[Aim of the task]
With the pictures left out, copy the listing below exactly.

[Data in this exercise]
========
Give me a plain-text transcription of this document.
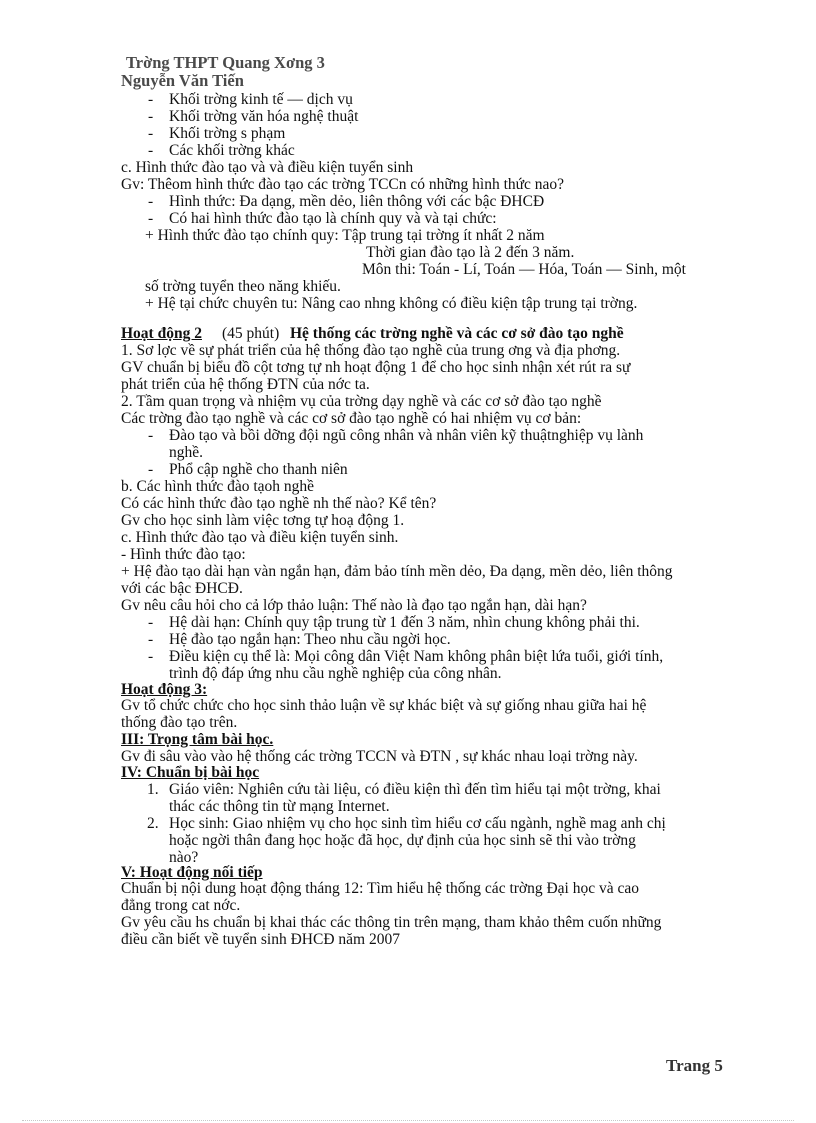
Trờng THPT Quang Xơng 3
Nguyễn Văn Tiến
- Khối trờng kinh tế — dịch vụ
- Khối trờng văn hóa nghệ thuật
- Khối trờng s phạm
- Các khối trờng khác
c. Hình thức đào tạo và và điều kiện tuyển sinh
Gv: Thêom hình thức đào tạo các trờng TCCn có những hình thức nao?
- Hình thức: Đa dạng, mền dẻo, liên thông với các bậc ĐHCĐ
- Có hai hình thức đào tạo là chính quy và và tại chức:
+ Hình thức đào tạo chính quy: Tập trung tại trờng ít nhất 2 năm
Thời gian đào tạo là 2 đến 3 năm.
Môn thi: Toán - Lí, Toán — Hóa, Toán — Sinh, một
số trờng tuyển theo năng khiếu.
+ Hệ tại chức chuyên tu: Nâng cao nhng không có điều kiện tập trung tại trờng.
Hoạt động 2 (45 phút) Hệ thống các trờng nghề và các cơ sở đào tạo nghề
1. Sơ lợc về sự phát triển của hệ thống đào tạo nghề của trung ơng và địa phơng.
GV chuẩn bị biểu đồ cột tơng tự nh hoạt động 1 để cho học sinh nhận xét rút ra sự
phát triển của hệ thống ĐTN của nớc ta.
2. Tầm quan trọng và nhiệm vụ của trờng dạy nghề và các cơ sở đào tạo nghề
Các trờng đào tạo nghề và các cơ sở đào tạo nghề có hai nhiệm vụ cơ bản:
- Đào tạo và bồi dỡng đội ngũ công nhân và nhân viên kỹ thuậtnghiệp vụ lành
nghề.
- Phổ cập nghề cho thanh niên
b. Các hình thức đào tạoh nghề
Có các hình thức đào tạo nghề nh thế nào? Kể tên?
Gv cho học sinh làm việc tơng tự hoạ động 1.
c. Hình thức đào tạo và điều kiện tuyển sinh.
- Hình thức đào tạo:
+ Hệ đào tạo dài hạn vàn ngắn hạn, đảm bảo tính mền dẻo, Đa dạng, mền dẻo, liên thông
với các bậc ĐHCĐ.
Gv nêu câu hỏi cho cả lớp thảo luận: Thế nào là đạo tạo ngắn hạn, dài hạn?
- Hệ dài hạn: Chính quy tập trung từ 1 đến 3 năm, nhìn chung không phải thi.
- Hệ đào tạo ngắn hạn: Theo nhu cầu ngời học.
- Điều kiện cụ thể là: Mọi công dân Việt Nam không phân biệt lứa tuổi, giới tính,
trình độ đáp ứng nhu cầu nghề nghiệp của công nhân.
Hoạt động 3:
Gv tổ chức chức cho học sinh thảo luận về sự khác biệt và sự giống nhau giữa hai hệ
thống đào tạo trên.
III: Trọng tâm bài học.
Gv đi sâu vào vào hệ thống các trờng TCCN và ĐTN , sự khác nhau loại trờng này.
IV: Chuẩn bị bài học
1. Giáo viên: Nghiên cứu tài liệu, có điều kiện thì đến tìm hiểu tại một trờng, khai
thác các thông tin từ mạng Internet.
2. Học sinh: Giao nhiệm vụ cho học sinh tìm hiểu cơ cấu ngành, nghề mag anh chị
hoặc ngời thân đang học hoặc đã học, dự định của học sinh sẽ thi vào trờng
nào?
V: Hoạt động nối tiếp
Chuẩn bị nội dung hoạt động tháng 12: Tìm hiểu hệ thống các trờng Đại học và cao
đẳng trong cat nớc.
Gv yêu cầu hs chuẩn bị khai thác các thông tin trên mạng, tham khảo thêm cuốn những
điều cần biết về tuyển sinh ĐHCĐ năm 2007
Trang 5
========
[Answer for the task]
Give me a plain-text transcription of this document.
Trờng THPT Quang Xơng 3
Nguyễn Văn Tiến
- Khối trờng kinh tế — dịch vụ
- Khối trờng văn hóa nghệ thuật
- Khối trờng s phạm
- Các khối trờng khác
c. Hình thức đào tạo và và điều kiện tuyển sinh
Gv: Thêom hình thức đào tạo các trờng TCCn có những hình thức nao?
- Hình thức: Đa dạng, mền dẻo, liên thông với các bậc ĐHCĐ
- Có hai hình thức đào tạo là chính quy và và tại chức:
+ Hình thức đào tạo chính quy: Tập trung tại trờng ít nhất 2 năm
Thời gian đào tạo là 2 đến 3 năm.
Môn thi: Toán - Lí, Toán — Hóa, Toán — Sinh, một
số trờng tuyển theo năng khiếu.
+ Hệ tại chức chuyên tu: Nâng cao nhng không có điều kiện tập trung tại trờng.
Hoạt động 2 (45 phút) Hệ thống các trờng nghề và các cơ sở đào tạo nghề
1. Sơ lợc về sự phát triển của hệ thống đào tạo nghề của trung ơng và địa phơng.
GV chuẩn bị biểu đồ cột tơng tự nh hoạt động 1 để cho học sinh nhận xét rút ra sự
phát triển của hệ thống ĐTN của nớc ta.
2. Tầm quan trọng và nhiệm vụ của trờng dạy nghề và các cơ sở đào tạo nghề
Các trờng đào tạo nghề và các cơ sở đào tạo nghề có hai nhiệm vụ cơ bản:
- Đào tạo và bồi dỡng đội ngũ công nhân và nhân viên kỹ thuậtnghiệp vụ lành
nghề.
- Phổ cập nghề cho thanh niên
b. Các hình thức đào tạoh nghề
Có các hình thức đào tạo nghề nh thế nào? Kể tên?
Gv cho học sinh làm việc tơng tự hoạ động 1.
c. Hình thức đào tạo và điều kiện tuyển sinh.
- Hình thức đào tạo:
+ Hệ đào tạo dài hạn vàn ngắn hạn, đảm bảo tính mền dẻo, Đa dạng, mền dẻo, liên thông
với các bậc ĐHCĐ.
Gv nêu câu hỏi cho cả lớp thảo luận: Thế nào là đạo tạo ngắn hạn, dài hạn?
- Hệ dài hạn: Chính quy tập trung từ 1 đến 3 năm, nhìn chung không phải thi.
- Hệ đào tạo ngắn hạn: Theo nhu cầu ngời học.
- Điều kiện cụ thể là: Mọi công dân Việt Nam không phân biệt lứa tuổi, giới tính,
trình độ đáp ứng nhu cầu nghề nghiệp của công nhân.
Hoạt động 3:
Gv tổ chức chức cho học sinh thảo luận về sự khác biệt và sự giống nhau giữa hai hệ
thống đào tạo trên.
III: Trọng tâm bài học.
Gv đi sâu vào vào hệ thống các trờng TCCN và ĐTN , sự khác nhau loại trờng này.
IV: Chuẩn bị bài học
1. Giáo viên: Nghiên cứu tài liệu, có điều kiện thì đến tìm hiểu tại một trờng, khai
thác các thông tin từ mạng Internet.
2. Học sinh: Giao nhiệm vụ cho học sinh tìm hiểu cơ cấu ngành, nghề mag anh chị
hoặc ngời thân đang học hoặc đã học, dự định của học sinh sẽ thi vào trờng
nào?
V: Hoạt động nối tiếp
Chuẩn bị nội dung hoạt động tháng 12: Tìm hiểu hệ thống các trờng Đại học và cao
đẳng trong cat nớc.
Gv yêu cầu hs chuẩn bị khai thác các thông tin trên mạng, tham khảo thêm cuốn những
điều cần biết về tuyển sinh ĐHCĐ năm 2007
Trang 5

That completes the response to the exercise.